Begin

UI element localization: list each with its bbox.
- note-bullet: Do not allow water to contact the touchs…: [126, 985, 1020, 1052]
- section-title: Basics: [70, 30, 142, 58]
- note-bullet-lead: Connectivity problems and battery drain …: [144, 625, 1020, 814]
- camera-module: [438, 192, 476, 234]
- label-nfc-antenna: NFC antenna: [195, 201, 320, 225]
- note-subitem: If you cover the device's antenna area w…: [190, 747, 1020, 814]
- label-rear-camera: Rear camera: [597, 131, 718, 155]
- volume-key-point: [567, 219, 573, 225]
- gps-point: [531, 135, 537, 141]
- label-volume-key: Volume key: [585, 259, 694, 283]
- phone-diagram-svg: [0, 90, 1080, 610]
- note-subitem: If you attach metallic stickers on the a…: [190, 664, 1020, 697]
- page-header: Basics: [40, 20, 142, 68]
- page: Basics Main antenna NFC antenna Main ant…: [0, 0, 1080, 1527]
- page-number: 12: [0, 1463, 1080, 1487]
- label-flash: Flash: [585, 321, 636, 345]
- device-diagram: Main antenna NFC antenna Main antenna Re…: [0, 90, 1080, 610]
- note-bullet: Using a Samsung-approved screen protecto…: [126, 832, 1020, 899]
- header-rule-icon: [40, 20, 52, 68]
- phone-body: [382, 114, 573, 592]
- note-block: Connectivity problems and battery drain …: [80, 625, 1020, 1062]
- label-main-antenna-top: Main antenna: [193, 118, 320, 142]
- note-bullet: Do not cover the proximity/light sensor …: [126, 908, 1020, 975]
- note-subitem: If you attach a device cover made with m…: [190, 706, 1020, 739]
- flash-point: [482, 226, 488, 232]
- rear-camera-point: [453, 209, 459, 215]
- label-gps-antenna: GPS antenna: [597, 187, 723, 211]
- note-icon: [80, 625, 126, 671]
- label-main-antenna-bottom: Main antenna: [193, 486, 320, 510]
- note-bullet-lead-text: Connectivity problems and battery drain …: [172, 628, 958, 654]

End

- Task description: Reproduce every one of the rows above, word for word.

- Answer for this exercise:
UI element localization: list each with its bbox.
- note-bullet: Do not allow water to contact the touchs…: [126, 985, 1020, 1052]
- section-title: Basics: [70, 30, 142, 58]
- note-bullet-lead: Connectivity problems and battery drain …: [144, 625, 1020, 814]
- camera-module: [438, 192, 476, 234]
- label-nfc-antenna: NFC antenna: [195, 201, 320, 225]
- note-subitem: If you cover the device's antenna area w…: [190, 747, 1020, 814]
- label-rear-camera: Rear camera: [597, 131, 718, 155]
- volume-key-point: [567, 219, 573, 225]
- gps-point: [531, 135, 537, 141]
- label-volume-key: Volume key: [585, 259, 694, 283]
- phone-diagram-svg: [0, 90, 1080, 610]
- note-subitem: If you attach metallic stickers on the a…: [190, 664, 1020, 697]
- page-header: Basics: [40, 20, 142, 68]
- page: Basics Main antenna NFC antenna Main ant…: [0, 0, 1080, 1527]
- page-number: 12: [0, 1463, 1080, 1487]
- label-flash: Flash: [585, 321, 636, 345]
- device-diagram: Main antenna NFC antenna Main antenna Re…: [0, 90, 1080, 610]
- note-bullet: Using a Samsung-approved screen protecto…: [126, 832, 1020, 899]
- header-rule-icon: [40, 20, 52, 68]
- phone-body: [382, 114, 573, 592]
- note-block: Connectivity problems and battery drain …: [80, 625, 1020, 1062]
- label-main-antenna-top: Main antenna: [193, 118, 320, 142]
- note-bullet: Do not cover the proximity/light sensor …: [126, 908, 1020, 975]
- note-subitem: If you attach a device cover made with m…: [190, 706, 1020, 739]
- flash-point: [482, 226, 488, 232]
- rear-camera-point: [453, 209, 459, 215]
- label-gps-antenna: GPS antenna: [597, 187, 723, 211]
- note-icon: [80, 625, 126, 671]
- label-main-antenna-bottom: Main antenna: [193, 486, 320, 510]
- note-bullet-lead-text: Connectivity problems and battery drain …: [172, 628, 958, 654]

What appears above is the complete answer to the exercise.